EXERCISE AIM: Your answer should be a single number: the count of lines that include the word "this".

··········

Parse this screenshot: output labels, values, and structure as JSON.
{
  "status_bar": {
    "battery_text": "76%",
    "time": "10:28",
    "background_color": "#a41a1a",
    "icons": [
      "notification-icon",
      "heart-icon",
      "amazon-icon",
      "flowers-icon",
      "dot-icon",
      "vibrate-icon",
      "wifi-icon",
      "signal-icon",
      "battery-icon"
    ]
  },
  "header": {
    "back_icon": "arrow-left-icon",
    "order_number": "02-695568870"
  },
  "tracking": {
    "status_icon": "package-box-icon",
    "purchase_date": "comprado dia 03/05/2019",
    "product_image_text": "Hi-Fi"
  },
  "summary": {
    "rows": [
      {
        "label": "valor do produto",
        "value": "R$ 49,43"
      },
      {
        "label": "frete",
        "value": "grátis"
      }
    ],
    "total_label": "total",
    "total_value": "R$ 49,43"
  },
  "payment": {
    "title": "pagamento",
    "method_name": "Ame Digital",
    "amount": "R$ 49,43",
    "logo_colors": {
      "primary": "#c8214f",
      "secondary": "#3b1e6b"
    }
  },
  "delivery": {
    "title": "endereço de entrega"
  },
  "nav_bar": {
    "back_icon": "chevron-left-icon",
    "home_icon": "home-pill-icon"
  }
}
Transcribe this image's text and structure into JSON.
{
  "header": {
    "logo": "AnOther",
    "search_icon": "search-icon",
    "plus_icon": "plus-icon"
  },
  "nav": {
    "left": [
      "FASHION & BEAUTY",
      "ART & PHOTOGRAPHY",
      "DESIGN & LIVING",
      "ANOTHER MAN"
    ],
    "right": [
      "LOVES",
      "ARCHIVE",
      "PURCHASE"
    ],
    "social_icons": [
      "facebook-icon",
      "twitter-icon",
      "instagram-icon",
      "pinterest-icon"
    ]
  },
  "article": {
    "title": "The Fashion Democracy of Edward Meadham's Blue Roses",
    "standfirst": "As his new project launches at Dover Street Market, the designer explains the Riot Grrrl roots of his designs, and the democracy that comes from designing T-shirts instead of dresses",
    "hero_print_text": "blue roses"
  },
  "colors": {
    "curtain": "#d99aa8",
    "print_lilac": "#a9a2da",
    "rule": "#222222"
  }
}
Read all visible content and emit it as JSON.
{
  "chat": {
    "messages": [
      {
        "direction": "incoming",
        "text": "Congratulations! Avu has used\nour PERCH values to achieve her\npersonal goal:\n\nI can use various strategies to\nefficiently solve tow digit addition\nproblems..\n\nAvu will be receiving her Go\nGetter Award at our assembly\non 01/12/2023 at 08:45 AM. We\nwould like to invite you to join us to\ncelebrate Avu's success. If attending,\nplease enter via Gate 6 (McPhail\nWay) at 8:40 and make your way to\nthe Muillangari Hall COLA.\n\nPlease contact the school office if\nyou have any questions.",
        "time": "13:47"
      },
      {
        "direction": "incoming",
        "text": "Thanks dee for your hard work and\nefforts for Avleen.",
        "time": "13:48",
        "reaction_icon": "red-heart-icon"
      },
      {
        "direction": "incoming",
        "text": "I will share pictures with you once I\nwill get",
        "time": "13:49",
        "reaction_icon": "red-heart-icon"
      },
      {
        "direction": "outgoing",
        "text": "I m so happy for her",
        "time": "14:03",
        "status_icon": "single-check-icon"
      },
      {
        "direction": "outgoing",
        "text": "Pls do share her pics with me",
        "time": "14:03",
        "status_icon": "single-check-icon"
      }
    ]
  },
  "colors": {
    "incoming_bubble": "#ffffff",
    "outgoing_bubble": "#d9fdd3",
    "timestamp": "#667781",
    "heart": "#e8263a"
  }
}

··········

SOLUTION: 2